Extracted records
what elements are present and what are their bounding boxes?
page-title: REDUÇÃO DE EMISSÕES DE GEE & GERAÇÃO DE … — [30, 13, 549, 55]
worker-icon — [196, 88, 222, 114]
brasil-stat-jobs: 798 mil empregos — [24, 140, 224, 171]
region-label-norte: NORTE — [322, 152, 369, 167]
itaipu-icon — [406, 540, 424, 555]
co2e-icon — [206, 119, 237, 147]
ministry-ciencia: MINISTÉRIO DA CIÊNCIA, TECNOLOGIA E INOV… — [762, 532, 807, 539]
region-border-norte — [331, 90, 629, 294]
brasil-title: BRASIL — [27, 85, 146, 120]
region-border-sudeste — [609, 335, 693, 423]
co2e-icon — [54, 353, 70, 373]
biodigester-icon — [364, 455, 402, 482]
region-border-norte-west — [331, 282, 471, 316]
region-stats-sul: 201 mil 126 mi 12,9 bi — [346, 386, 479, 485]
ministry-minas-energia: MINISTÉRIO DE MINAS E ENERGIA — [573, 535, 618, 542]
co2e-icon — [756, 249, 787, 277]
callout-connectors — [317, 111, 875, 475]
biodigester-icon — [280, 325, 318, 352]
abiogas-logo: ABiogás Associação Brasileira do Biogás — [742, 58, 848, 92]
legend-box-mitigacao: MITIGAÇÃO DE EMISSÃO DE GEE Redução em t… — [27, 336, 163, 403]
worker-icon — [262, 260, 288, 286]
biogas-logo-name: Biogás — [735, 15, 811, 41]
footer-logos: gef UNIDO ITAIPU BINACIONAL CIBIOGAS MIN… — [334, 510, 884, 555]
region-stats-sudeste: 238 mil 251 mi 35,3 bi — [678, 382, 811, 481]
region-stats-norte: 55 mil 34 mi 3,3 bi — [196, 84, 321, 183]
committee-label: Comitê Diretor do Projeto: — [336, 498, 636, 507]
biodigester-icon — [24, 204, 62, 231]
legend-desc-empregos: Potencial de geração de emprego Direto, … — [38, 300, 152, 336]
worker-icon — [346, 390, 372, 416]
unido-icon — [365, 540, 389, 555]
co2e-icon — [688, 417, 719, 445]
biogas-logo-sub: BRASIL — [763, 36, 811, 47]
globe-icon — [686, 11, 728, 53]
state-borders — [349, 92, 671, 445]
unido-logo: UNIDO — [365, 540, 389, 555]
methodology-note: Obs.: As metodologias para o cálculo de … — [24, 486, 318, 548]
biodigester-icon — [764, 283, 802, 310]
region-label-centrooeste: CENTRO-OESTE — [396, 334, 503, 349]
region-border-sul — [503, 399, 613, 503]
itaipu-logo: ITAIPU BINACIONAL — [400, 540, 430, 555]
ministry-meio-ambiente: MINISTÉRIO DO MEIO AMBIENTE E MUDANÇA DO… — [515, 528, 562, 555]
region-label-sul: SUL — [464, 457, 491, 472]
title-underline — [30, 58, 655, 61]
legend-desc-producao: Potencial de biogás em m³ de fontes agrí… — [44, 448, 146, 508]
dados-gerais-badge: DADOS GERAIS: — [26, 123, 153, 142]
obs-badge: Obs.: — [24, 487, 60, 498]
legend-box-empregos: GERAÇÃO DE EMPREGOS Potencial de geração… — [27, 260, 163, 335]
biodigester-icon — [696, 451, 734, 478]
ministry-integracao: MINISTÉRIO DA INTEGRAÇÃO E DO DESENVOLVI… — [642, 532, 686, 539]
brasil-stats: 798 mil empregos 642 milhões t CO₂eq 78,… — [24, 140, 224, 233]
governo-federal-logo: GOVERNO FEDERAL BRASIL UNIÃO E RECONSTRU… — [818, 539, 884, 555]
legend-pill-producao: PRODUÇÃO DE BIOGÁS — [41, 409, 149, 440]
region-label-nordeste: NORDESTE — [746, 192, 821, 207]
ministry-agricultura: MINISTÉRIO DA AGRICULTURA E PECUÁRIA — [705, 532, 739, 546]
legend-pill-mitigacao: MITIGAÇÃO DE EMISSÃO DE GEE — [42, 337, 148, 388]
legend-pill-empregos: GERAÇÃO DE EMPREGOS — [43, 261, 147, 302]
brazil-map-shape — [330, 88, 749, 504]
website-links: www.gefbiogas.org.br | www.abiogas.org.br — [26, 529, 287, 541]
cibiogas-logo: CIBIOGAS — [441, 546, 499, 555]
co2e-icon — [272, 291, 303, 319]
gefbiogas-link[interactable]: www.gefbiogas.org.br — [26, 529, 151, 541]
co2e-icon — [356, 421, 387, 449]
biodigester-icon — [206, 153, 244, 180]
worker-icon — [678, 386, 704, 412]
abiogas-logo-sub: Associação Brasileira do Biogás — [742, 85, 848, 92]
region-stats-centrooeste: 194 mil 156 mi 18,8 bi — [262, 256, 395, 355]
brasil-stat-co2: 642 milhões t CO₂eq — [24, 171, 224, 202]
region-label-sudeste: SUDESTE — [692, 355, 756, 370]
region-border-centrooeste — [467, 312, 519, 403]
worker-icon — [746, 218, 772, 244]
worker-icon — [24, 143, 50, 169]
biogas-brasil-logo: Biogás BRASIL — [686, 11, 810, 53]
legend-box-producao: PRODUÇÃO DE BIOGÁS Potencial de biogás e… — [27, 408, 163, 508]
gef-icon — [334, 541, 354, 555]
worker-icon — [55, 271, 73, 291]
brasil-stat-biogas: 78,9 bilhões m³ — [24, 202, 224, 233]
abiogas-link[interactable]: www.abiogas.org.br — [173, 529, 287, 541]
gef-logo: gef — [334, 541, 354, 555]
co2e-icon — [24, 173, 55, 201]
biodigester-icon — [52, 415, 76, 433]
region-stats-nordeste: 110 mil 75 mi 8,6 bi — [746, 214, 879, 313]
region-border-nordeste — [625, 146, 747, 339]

Given task
Please reproduce every one of the rows above verbatim, with nothing added, dropped, or changed.

Right answer
what elements are present and what are their bounding boxes?
page-title: REDUÇÃO DE EMISSÕES DE GEE & GERAÇÃO DE … — [30, 13, 549, 55]
worker-icon — [196, 88, 222, 114]
brasil-stat-jobs: 798 mil empregos — [24, 140, 224, 171]
region-label-norte: NORTE — [322, 152, 369, 167]
itaipu-icon — [406, 540, 424, 555]
co2e-icon — [206, 119, 237, 147]
ministry-ciencia: MINISTÉRIO DA CIÊNCIA, TECNOLOGIA E INOV… — [762, 532, 807, 539]
region-border-norte — [331, 90, 629, 294]
brasil-title: BRASIL — [27, 85, 146, 120]
region-border-sudeste — [609, 335, 693, 423]
co2e-icon — [54, 353, 70, 373]
biodigester-icon — [364, 455, 402, 482]
region-border-norte-west — [331, 282, 471, 316]
region-stats-sul: 201 mil 126 mi 12,9 bi — [346, 386, 479, 485]
ministry-minas-energia: MINISTÉRIO DE MINAS E ENERGIA — [573, 535, 618, 542]
co2e-icon — [756, 249, 787, 277]
callout-connectors — [317, 111, 875, 475]
biodigester-icon — [280, 325, 318, 352]
abiogas-logo: ABiogás Associação Brasileira do Biogás — [742, 58, 848, 92]
legend-box-mitigacao: MITIGAÇÃO DE EMISSÃO DE GEE Redução em t… — [27, 336, 163, 403]
worker-icon — [262, 260, 288, 286]
biogas-logo-name: Biogás — [735, 15, 811, 41]
footer-logos: gef UNIDO ITAIPU BINACIONAL CIBIOGAS MIN… — [334, 510, 884, 555]
region-stats-sudeste: 238 mil 251 mi 35,3 bi — [678, 382, 811, 481]
region-stats-norte: 55 mil 34 mi 3,3 bi — [196, 84, 321, 183]
committee-label: Comitê Diretor do Projeto: — [336, 498, 636, 507]
biodigester-icon — [24, 204, 62, 231]
legend-desc-empregos: Potencial de geração de emprego Direto, … — [38, 300, 152, 336]
worker-icon — [346, 390, 372, 416]
unido-icon — [365, 540, 389, 555]
co2e-icon — [688, 417, 719, 445]
biogas-logo-sub: BRASIL — [763, 36, 811, 47]
globe-icon — [686, 11, 728, 53]
state-borders — [349, 92, 671, 445]
unido-logo: UNIDO — [365, 540, 389, 555]
methodology-note: Obs.: As metodologias para o cálculo de … — [24, 486, 318, 548]
biodigester-icon — [764, 283, 802, 310]
region-label-centrooeste: CENTRO-OESTE — [396, 334, 503, 349]
region-border-sul — [503, 399, 613, 503]
itaipu-logo: ITAIPU BINACIONAL — [400, 540, 430, 555]
ministry-meio-ambiente: MINISTÉRIO DO MEIO AMBIENTE E MUDANÇA DO… — [515, 528, 562, 555]
region-label-sul: SUL — [464, 457, 491, 472]
title-underline — [30, 58, 655, 61]
legend-desc-producao: Potencial de biogás em m³ de fontes agrí… — [44, 448, 146, 508]
dados-gerais-badge: DADOS GERAIS: — [26, 123, 153, 142]
obs-badge: Obs.: — [24, 487, 60, 498]
legend-box-empregos: GERAÇÃO DE EMPREGOS Potencial de geração… — [27, 260, 163, 335]
biodigester-icon — [696, 451, 734, 478]
ministry-integracao: MINISTÉRIO DA INTEGRAÇÃO E DO DESENVOLVI… — [642, 532, 686, 539]
brasil-stats: 798 mil empregos 642 milhões t CO₂eq 78,… — [24, 140, 224, 233]
governo-federal-logo: GOVERNO FEDERAL BRASIL UNIÃO E RECONSTRU… — [818, 539, 884, 555]
legend-pill-producao: PRODUÇÃO DE BIOGÁS — [41, 409, 149, 440]
region-label-nordeste: NORDESTE — [746, 192, 821, 207]
ministry-agricultura: MINISTÉRIO DA AGRICULTURA E PECUÁRIA — [705, 532, 739, 546]
legend-pill-mitigacao: MITIGAÇÃO DE EMISSÃO DE GEE — [42, 337, 148, 388]
legend-pill-empregos: GERAÇÃO DE EMPREGOS — [43, 261, 147, 302]
brazil-map-shape — [330, 88, 749, 504]
website-links: www.gefbiogas.org.br | www.abiogas.org.br — [26, 529, 287, 541]
cibiogas-logo: CIBIOGAS — [441, 546, 499, 555]
co2e-icon — [272, 291, 303, 319]
gefbiogas-link[interactable]: www.gefbiogas.org.br — [26, 529, 151, 541]
co2e-icon — [356, 421, 387, 449]
biodigester-icon — [206, 153, 244, 180]
worker-icon — [678, 386, 704, 412]
abiogas-logo-sub: Associação Brasileira do Biogás — [742, 85, 848, 92]
region-stats-centrooeste: 194 mil 156 mi 18,8 bi — [262, 256, 395, 355]
brasil-stat-co2: 642 milhões t CO₂eq — [24, 171, 224, 202]
region-label-sudeste: SUDESTE — [692, 355, 756, 370]
region-border-centrooeste — [467, 312, 519, 403]
worker-icon — [746, 218, 772, 244]
worker-icon — [24, 143, 50, 169]
biogas-brasil-logo: Biogás BRASIL — [686, 11, 810, 53]
legend-box-producao: PRODUÇÃO DE BIOGÁS Potencial de biogás e… — [27, 408, 163, 508]
gef-icon — [334, 541, 354, 555]
worker-icon — [55, 271, 73, 291]
brasil-stat-biogas: 78,9 bilhões m³ — [24, 202, 224, 233]
abiogas-link[interactable]: www.abiogas.org.br — [173, 529, 287, 541]
gef-logo: gef — [334, 541, 354, 555]
co2e-icon — [24, 173, 55, 201]
biodigester-icon — [52, 415, 76, 433]
region-stats-nordeste: 110 mil 75 mi 8,6 bi — [746, 214, 879, 313]
region-border-nordeste — [625, 146, 747, 339]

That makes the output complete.